[PROBLEM STATEMENT]:
Repeat the material below exactly, line for line.

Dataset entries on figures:

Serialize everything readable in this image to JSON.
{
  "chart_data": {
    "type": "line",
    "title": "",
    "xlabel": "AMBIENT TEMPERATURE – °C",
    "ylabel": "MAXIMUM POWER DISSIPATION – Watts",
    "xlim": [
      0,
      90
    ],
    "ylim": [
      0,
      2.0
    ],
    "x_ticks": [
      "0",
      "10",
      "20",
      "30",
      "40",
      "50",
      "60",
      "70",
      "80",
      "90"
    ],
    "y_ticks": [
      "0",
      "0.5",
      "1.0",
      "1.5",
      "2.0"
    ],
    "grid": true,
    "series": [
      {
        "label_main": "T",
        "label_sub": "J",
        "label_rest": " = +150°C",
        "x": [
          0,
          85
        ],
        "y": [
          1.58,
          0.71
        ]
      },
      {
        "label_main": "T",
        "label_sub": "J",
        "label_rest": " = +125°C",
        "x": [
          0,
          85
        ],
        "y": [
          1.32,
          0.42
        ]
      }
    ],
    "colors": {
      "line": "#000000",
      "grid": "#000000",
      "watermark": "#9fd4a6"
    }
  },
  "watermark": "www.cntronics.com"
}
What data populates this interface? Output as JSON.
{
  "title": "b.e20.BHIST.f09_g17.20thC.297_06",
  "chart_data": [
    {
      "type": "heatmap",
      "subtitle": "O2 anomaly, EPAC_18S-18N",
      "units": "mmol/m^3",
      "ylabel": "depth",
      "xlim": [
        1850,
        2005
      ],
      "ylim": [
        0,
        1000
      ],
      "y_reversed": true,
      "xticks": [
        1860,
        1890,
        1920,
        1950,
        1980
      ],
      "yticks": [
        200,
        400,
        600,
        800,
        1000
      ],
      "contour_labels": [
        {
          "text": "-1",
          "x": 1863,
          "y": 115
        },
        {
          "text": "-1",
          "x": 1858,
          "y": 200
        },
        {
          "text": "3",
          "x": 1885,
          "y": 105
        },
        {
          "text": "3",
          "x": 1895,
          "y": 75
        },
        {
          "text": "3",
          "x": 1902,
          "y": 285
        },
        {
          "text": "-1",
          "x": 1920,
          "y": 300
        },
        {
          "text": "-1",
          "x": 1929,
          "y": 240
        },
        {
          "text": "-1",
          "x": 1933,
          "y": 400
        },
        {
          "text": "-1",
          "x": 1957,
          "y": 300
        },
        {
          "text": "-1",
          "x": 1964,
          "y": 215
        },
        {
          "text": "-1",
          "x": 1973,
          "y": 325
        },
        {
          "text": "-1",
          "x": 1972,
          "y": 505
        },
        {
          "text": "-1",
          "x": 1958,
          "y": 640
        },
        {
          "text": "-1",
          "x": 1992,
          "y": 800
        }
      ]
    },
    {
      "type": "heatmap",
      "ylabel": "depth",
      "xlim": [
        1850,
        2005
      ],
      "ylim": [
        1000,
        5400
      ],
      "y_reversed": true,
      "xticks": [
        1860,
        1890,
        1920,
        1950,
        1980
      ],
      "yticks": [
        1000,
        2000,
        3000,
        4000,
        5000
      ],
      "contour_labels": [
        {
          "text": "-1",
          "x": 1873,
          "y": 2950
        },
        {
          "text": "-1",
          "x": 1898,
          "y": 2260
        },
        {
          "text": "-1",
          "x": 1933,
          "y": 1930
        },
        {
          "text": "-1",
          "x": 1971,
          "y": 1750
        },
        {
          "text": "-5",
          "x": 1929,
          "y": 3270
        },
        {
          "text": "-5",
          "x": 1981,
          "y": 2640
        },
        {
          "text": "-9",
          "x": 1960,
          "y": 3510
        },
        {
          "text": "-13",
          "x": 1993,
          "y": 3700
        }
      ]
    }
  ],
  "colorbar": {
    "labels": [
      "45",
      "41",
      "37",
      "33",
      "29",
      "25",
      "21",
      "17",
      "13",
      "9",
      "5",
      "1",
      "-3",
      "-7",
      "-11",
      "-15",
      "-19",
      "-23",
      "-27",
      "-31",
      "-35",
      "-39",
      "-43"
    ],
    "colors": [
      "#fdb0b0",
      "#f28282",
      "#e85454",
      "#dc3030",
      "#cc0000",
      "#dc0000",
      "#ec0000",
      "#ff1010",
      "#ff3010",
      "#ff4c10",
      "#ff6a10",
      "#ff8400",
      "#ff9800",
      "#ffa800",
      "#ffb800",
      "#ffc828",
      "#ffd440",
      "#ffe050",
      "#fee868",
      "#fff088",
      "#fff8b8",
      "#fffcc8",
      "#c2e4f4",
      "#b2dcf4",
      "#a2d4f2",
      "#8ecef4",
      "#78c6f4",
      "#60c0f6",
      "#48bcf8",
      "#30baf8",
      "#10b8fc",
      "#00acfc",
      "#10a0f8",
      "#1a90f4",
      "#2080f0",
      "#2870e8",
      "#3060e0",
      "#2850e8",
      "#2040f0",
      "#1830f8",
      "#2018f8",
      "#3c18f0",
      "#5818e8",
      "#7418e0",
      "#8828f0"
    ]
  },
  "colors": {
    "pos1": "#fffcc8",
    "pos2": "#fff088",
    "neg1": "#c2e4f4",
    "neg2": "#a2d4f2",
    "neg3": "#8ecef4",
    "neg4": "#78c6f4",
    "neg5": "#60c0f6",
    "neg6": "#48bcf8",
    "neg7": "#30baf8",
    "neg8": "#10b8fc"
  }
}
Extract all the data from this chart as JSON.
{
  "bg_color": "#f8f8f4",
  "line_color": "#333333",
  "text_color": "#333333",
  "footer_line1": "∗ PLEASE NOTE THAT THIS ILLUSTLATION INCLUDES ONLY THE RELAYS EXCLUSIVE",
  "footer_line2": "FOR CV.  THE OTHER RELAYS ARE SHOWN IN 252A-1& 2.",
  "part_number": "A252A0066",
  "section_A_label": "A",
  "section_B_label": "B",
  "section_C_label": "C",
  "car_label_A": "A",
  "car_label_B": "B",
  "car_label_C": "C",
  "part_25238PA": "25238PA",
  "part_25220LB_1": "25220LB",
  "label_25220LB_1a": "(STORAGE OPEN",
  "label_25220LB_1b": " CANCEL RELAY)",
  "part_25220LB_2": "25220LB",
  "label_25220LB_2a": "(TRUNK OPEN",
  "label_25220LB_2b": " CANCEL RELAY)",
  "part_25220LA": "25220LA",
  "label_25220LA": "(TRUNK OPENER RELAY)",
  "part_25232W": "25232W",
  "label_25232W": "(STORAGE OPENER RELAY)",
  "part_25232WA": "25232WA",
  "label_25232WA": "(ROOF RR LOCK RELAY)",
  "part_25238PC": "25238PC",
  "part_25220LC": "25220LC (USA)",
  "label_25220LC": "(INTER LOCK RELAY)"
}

[REPLY]:
Serialize everything readable in this image to JSON.
{
  "chart_data": {
    "type": "line",
    "title": "",
    "xlabel": "AMBIENT TEMPERATURE – °C",
    "ylabel": "MAXIMUM POWER DISSIPATION – Watts",
    "xlim": [
      0,
      90
    ],
    "ylim": [
      0,
      2.0
    ],
    "x_ticks": [
      "0",
      "10",
      "20",
      "30",
      "40",
      "50",
      "60",
      "70",
      "80",
      "90"
    ],
    "y_ticks": [
      "0",
      "0.5",
      "1.0",
      "1.5",
      "2.0"
    ],
    "grid": true,
    "series": [
      {
        "label_main": "T",
        "label_sub": "J",
        "label_rest": " = +150°C",
        "x": [
          0,
          85
        ],
        "y": [
          1.58,
          0.71
        ]
      },
      {
        "label_main": "T",
        "label_sub": "J",
        "label_rest": " = +125°C",
        "x": [
          0,
          85
        ],
        "y": [
          1.32,
          0.42
        ]
      }
    ],
    "colors": {
      "line": "#000000",
      "grid": "#000000",
      "watermark": "#9fd4a6"
    }
  },
  "watermark": "www.cntronics.com"
}
What data populates this interface? Output as JSON.
{
  "title": "b.e20.BHIST.f09_g17.20thC.297_06",
  "chart_data": [
    {
      "type": "heatmap",
      "subtitle": "O2 anomaly, EPAC_18S-18N",
      "units": "mmol/m^3",
      "ylabel": "depth",
      "xlim": [
        1850,
        2005
      ],
      "ylim": [
        0,
        1000
      ],
      "y_reversed": true,
      "xticks": [
        1860,
        1890,
        1920,
        1950,
        1980
      ],
      "yticks": [
        200,
        400,
        600,
        800,
        1000
      ],
      "contour_labels": [
        {
          "text": "-1",
          "x": 1863,
          "y": 115
        },
        {
          "text": "-1",
          "x": 1858,
          "y": 200
        },
        {
          "text": "3",
          "x": 1885,
          "y": 105
        },
        {
          "text": "3",
          "x": 1895,
          "y": 75
        },
        {
          "text": "3",
          "x": 1902,
          "y": 285
        },
        {
          "text": "-1",
          "x": 1920,
          "y": 300
        },
        {
          "text": "-1",
          "x": 1929,
          "y": 240
        },
        {
          "text": "-1",
          "x": 1933,
          "y": 400
        },
        {
          "text": "-1",
          "x": 1957,
          "y": 300
        },
        {
          "text": "-1",
          "x": 1964,
          "y": 215
        },
        {
          "text": "-1",
          "x": 1973,
          "y": 325
        },
        {
          "text": "-1",
          "x": 1972,
          "y": 505
        },
        {
          "text": "-1",
          "x": 1958,
          "y": 640
        },
        {
          "text": "-1",
          "x": 1992,
          "y": 800
        }
      ]
    },
    {
      "type": "heatmap",
      "ylabel": "depth",
      "xlim": [
        1850,
        2005
      ],
      "ylim": [
        1000,
        5400
      ],
      "y_reversed": true,
      "xticks": [
        1860,
        1890,
        1920,
        1950,
        1980
      ],
      "yticks": [
        1000,
        2000,
        3000,
        4000,
        5000
      ],
      "contour_labels": [
        {
          "text": "-1",
          "x": 1873,
          "y": 2950
        },
        {
          "text": "-1",
          "x": 1898,
          "y": 2260
        },
        {
          "text": "-1",
          "x": 1933,
          "y": 1930
        },
        {
          "text": "-1",
          "x": 1971,
          "y": 1750
        },
        {
          "text": "-5",
          "x": 1929,
          "y": 3270
        },
        {
          "text": "-5",
          "x": 1981,
          "y": 2640
        },
        {
          "text": "-9",
          "x": 1960,
          "y": 3510
        },
        {
          "text": "-13",
          "x": 1993,
          "y": 3700
        }
      ]
    }
  ],
  "colorbar": {
    "labels": [
      "45",
      "41",
      "37",
      "33",
      "29",
      "25",
      "21",
      "17",
      "13",
      "9",
      "5",
      "1",
      "-3",
      "-7",
      "-11",
      "-15",
      "-19",
      "-23",
      "-27",
      "-31",
      "-35",
      "-39",
      "-43"
    ],
    "colors": [
      "#fdb0b0",
      "#f28282",
      "#e85454",
      "#dc3030",
      "#cc0000",
      "#dc0000",
      "#ec0000",
      "#ff1010",
      "#ff3010",
      "#ff4c10",
      "#ff6a10",
      "#ff8400",
      "#ff9800",
      "#ffa800",
      "#ffb800",
      "#ffc828",
      "#ffd440",
      "#ffe050",
      "#fee868",
      "#fff088",
      "#fff8b8",
      "#fffcc8",
      "#c2e4f4",
      "#b2dcf4",
      "#a2d4f2",
      "#8ecef4",
      "#78c6f4",
      "#60c0f6",
      "#48bcf8",
      "#30baf8",
      "#10b8fc",
      "#00acfc",
      "#10a0f8",
      "#1a90f4",
      "#2080f0",
      "#2870e8",
      "#3060e0",
      "#2850e8",
      "#2040f0",
      "#1830f8",
      "#2018f8",
      "#3c18f0",
      "#5818e8",
      "#7418e0",
      "#8828f0"
    ]
  },
  "colors": {
    "pos1": "#fffcc8",
    "pos2": "#fff088",
    "neg1": "#c2e4f4",
    "neg2": "#a2d4f2",
    "neg3": "#8ecef4",
    "neg4": "#78c6f4",
    "neg5": "#60c0f6",
    "neg6": "#48bcf8",
    "neg7": "#30baf8",
    "neg8": "#10b8fc"
  }
}
Extract all the data from this chart as JSON.
{
  "bg_color": "#f8f8f4",
  "line_color": "#333333",
  "text_color": "#333333",
  "footer_line1": "∗ PLEASE NOTE THAT THIS ILLUSTLATION INCLUDES ONLY THE RELAYS EXCLUSIVE",
  "footer_line2": "FOR CV.  THE OTHER RELAYS ARE SHOWN IN 252A-1& 2.",
  "part_number": "A252A0066",
  "section_A_label": "A",
  "section_B_label": "B",
  "section_C_label": "C",
  "car_label_A": "A",
  "car_label_B": "B",
  "car_label_C": "C",
  "part_25238PA": "25238PA",
  "part_25220LB_1": "25220LB",
  "label_25220LB_1a": "(STORAGE OPEN",
  "label_25220LB_1b": " CANCEL RELAY)",
  "part_25220LB_2": "25220LB",
  "label_25220LB_2a": "(TRUNK OPEN",
  "label_25220LB_2b": " CANCEL RELAY)",
  "part_25220LA": "25220LA",
  "label_25220LA": "(TRUNK OPENER RELAY)",
  "part_25232W": "25232W",
  "label_25232W": "(STORAGE OPENER RELAY)",
  "part_25232WA": "25232WA",
  "label_25232WA": "(ROOF RR LOCK RELAY)",
  "part_25238PC": "25238PC",
  "part_25220LC": "25220LC (USA)",
  "label_25220LC": "(INTER LOCK RELAY)"
}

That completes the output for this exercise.